> [WRITTEN PROBLEM]:
Say how many lines include the word "marker". Reply with nothing but the number.

> [EXCERPTED DATA]:
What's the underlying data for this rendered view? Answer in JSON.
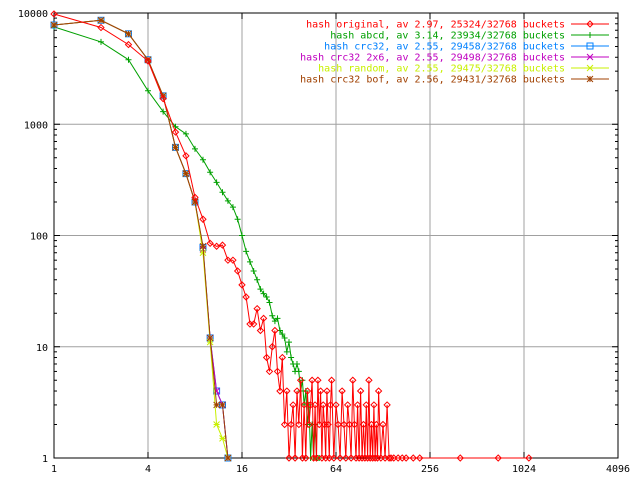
{
  "chart_data": {
    "type": "line",
    "title": "",
    "xlabel": "",
    "ylabel": "",
    "x_scale": "log2",
    "y_scale": "log10",
    "xlim": [
      1,
      4096
    ],
    "ylim": [
      1,
      10000
    ],
    "x_ticks": [
      {
        "value": 1,
        "label": "1"
      },
      {
        "value": 4,
        "label": "4"
      },
      {
        "value": 16,
        "label": "16"
      },
      {
        "value": 64,
        "label": "64"
      },
      {
        "value": 256,
        "label": "256"
      },
      {
        "value": 1024,
        "label": "1024"
      },
      {
        "value": 4096,
        "label": "4096"
      }
    ],
    "y_ticks": [
      {
        "value": 1,
        "label": "1"
      },
      {
        "value": 10,
        "label": "10"
      },
      {
        "value": 100,
        "label": "100"
      },
      {
        "value": 1000,
        "label": "1000"
      },
      {
        "value": 10000,
        "label": "10000"
      }
    ],
    "grid": true,
    "legend_position": "top-right",
    "series": [
      {
        "name": "hash original, av 2.97, 25324/32768 buckets",
        "color": "#ff0000",
        "marker": "diamond",
        "points": [
          [
            1,
            9800
          ],
          [
            2,
            7400
          ],
          [
            3,
            5200
          ],
          [
            4,
            3700
          ],
          [
            5,
            1700
          ],
          [
            6,
            850
          ],
          [
            7,
            520
          ],
          [
            8,
            220
          ],
          [
            9,
            140
          ],
          [
            10,
            85
          ],
          [
            11,
            80
          ],
          [
            12,
            82
          ],
          [
            13,
            60
          ],
          [
            14,
            60
          ],
          [
            15,
            48
          ],
          [
            16,
            36
          ],
          [
            17,
            28
          ],
          [
            18,
            16
          ],
          [
            19,
            16
          ],
          [
            20,
            22
          ],
          [
            21,
            14
          ],
          [
            22,
            18
          ],
          [
            23,
            8
          ],
          [
            24,
            6
          ],
          [
            25,
            10
          ],
          [
            26,
            14
          ],
          [
            27,
            6
          ],
          [
            28,
            4
          ],
          [
            29,
            8
          ],
          [
            30,
            2
          ],
          [
            31,
            4
          ],
          [
            32,
            1
          ],
          [
            33,
            2
          ],
          [
            34,
            3
          ],
          [
            35,
            1
          ],
          [
            36,
            4
          ],
          [
            37,
            2
          ],
          [
            38,
            5
          ],
          [
            39,
            1
          ],
          [
            40,
            3
          ],
          [
            41,
            1
          ],
          [
            42,
            4
          ],
          [
            43,
            2
          ],
          [
            44,
            3
          ],
          [
            45,
            5
          ],
          [
            46,
            1
          ],
          [
            47,
            3
          ],
          [
            48,
            1
          ],
          [
            49,
            5
          ],
          [
            50,
            2
          ],
          [
            51,
            4
          ],
          [
            52,
            1
          ],
          [
            53,
            3
          ],
          [
            54,
            2
          ],
          [
            55,
            1
          ],
          [
            56,
            4
          ],
          [
            57,
            2
          ],
          [
            58,
            1
          ],
          [
            59,
            3
          ],
          [
            60,
            5
          ],
          [
            62,
            1
          ],
          [
            64,
            3
          ],
          [
            66,
            2
          ],
          [
            68,
            1
          ],
          [
            70,
            4
          ],
          [
            72,
            2
          ],
          [
            74,
            1
          ],
          [
            76,
            3
          ],
          [
            78,
            2
          ],
          [
            80,
            1
          ],
          [
            82,
            5
          ],
          [
            84,
            2
          ],
          [
            86,
            1
          ],
          [
            88,
            3
          ],
          [
            90,
            1
          ],
          [
            92,
            4
          ],
          [
            94,
            1
          ],
          [
            96,
            2
          ],
          [
            98,
            1
          ],
          [
            100,
            3
          ],
          [
            102,
            1
          ],
          [
            104,
            5
          ],
          [
            106,
            1
          ],
          [
            108,
            2
          ],
          [
            110,
            1
          ],
          [
            112,
            3
          ],
          [
            114,
            1
          ],
          [
            116,
            2
          ],
          [
            118,
            1
          ],
          [
            120,
            4
          ],
          [
            124,
            1
          ],
          [
            128,
            2
          ],
          [
            132,
            1
          ],
          [
            136,
            3
          ],
          [
            140,
            1
          ],
          [
            144,
            1
          ],
          [
            150,
            1
          ],
          [
            160,
            1
          ],
          [
            170,
            1
          ],
          [
            180,
            1
          ],
          [
            200,
            1
          ],
          [
            220,
            1
          ],
          [
            400,
            1
          ],
          [
            700,
            1
          ],
          [
            1100,
            1
          ]
        ]
      },
      {
        "name": "hash abcd, av 3.14, 23934/32768 buckets",
        "color": "#00a000",
        "marker": "plus",
        "points": [
          [
            1,
            7500
          ],
          [
            2,
            5500
          ],
          [
            3,
            3800
          ],
          [
            4,
            2000
          ],
          [
            5,
            1300
          ],
          [
            6,
            950
          ],
          [
            7,
            820
          ],
          [
            8,
            600
          ],
          [
            9,
            480
          ],
          [
            10,
            370
          ],
          [
            11,
            300
          ],
          [
            12,
            245
          ],
          [
            13,
            205
          ],
          [
            14,
            180
          ],
          [
            15,
            140
          ],
          [
            16,
            100
          ],
          [
            17,
            72
          ],
          [
            18,
            58
          ],
          [
            19,
            48
          ],
          [
            20,
            40
          ],
          [
            21,
            33
          ],
          [
            22,
            30
          ],
          [
            23,
            28
          ],
          [
            24,
            25
          ],
          [
            25,
            19
          ],
          [
            26,
            17
          ],
          [
            27,
            18
          ],
          [
            28,
            14
          ],
          [
            29,
            13
          ],
          [
            30,
            12
          ],
          [
            31,
            9
          ],
          [
            32,
            11
          ],
          [
            33,
            8
          ],
          [
            34,
            7
          ],
          [
            35,
            6
          ],
          [
            36,
            7
          ],
          [
            37,
            6
          ],
          [
            38,
            4
          ],
          [
            39,
            5
          ],
          [
            40,
            3
          ],
          [
            41,
            4
          ],
          [
            42,
            2
          ],
          [
            43,
            3
          ],
          [
            44,
            1
          ],
          [
            45,
            2
          ],
          [
            46,
            1
          ],
          [
            47,
            2
          ],
          [
            48,
            1
          ],
          [
            49,
            1
          ],
          [
            50,
            1
          ]
        ]
      },
      {
        "name": "hash crc32, av 2.55, 29458/32768 buckets",
        "color": "#0080ff",
        "marker": "square",
        "points": [
          [
            1,
            7800
          ],
          [
            2,
            8600
          ],
          [
            3,
            6500
          ],
          [
            4,
            3800
          ],
          [
            5,
            1800
          ],
          [
            6,
            620
          ],
          [
            7,
            360
          ],
          [
            8,
            200
          ],
          [
            9,
            78
          ],
          [
            10,
            12
          ],
          [
            11,
            4
          ],
          [
            12,
            3
          ],
          [
            13,
            1
          ]
        ]
      },
      {
        "name": "hash crc32 2x6, av 2.55, 29498/32768 buckets",
        "color": "#c000c0",
        "marker": "cross",
        "points": [
          [
            1,
            7800
          ],
          [
            2,
            8600
          ],
          [
            3,
            6500
          ],
          [
            4,
            3800
          ],
          [
            5,
            1800
          ],
          [
            6,
            620
          ],
          [
            7,
            360
          ],
          [
            8,
            200
          ],
          [
            9,
            75
          ],
          [
            10,
            12
          ],
          [
            11,
            4
          ],
          [
            12,
            3
          ],
          [
            13,
            1
          ]
        ]
      },
      {
        "name": "hash random, av 2.55, 29475/32768 buckets",
        "color": "#c8f000",
        "marker": "star",
        "points": [
          [
            1,
            7800
          ],
          [
            2,
            8600
          ],
          [
            3,
            6500
          ],
          [
            4,
            3800
          ],
          [
            5,
            1800
          ],
          [
            6,
            620
          ],
          [
            7,
            360
          ],
          [
            8,
            200
          ],
          [
            9,
            70
          ],
          [
            10,
            11
          ],
          [
            11,
            2
          ],
          [
            12,
            1.5
          ],
          [
            13,
            1
          ]
        ]
      },
      {
        "name": "hash crc32 bof, av 2.56, 29431/32768 buckets",
        "color": "#a04000",
        "marker": "asterisk",
        "points": [
          [
            1,
            7800
          ],
          [
            2,
            8600
          ],
          [
            3,
            6500
          ],
          [
            4,
            3800
          ],
          [
            5,
            1800
          ],
          [
            6,
            620
          ],
          [
            7,
            360
          ],
          [
            8,
            200
          ],
          [
            9,
            80
          ],
          [
            10,
            12
          ],
          [
            11,
            3
          ],
          [
            12,
            3
          ],
          [
            13,
            1
          ]
        ]
      }
    ]
  }
}
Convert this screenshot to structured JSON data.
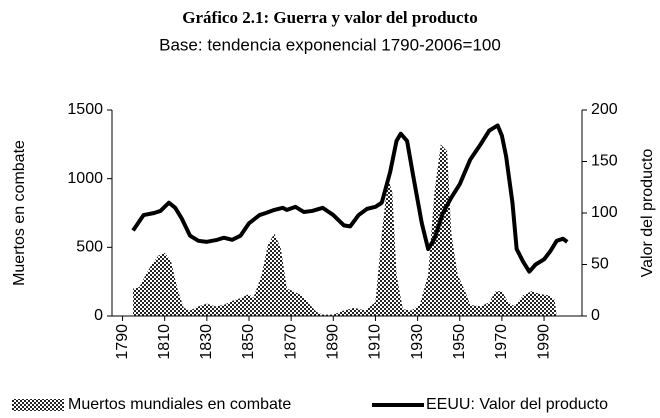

> [TASK SOLUTION]:
6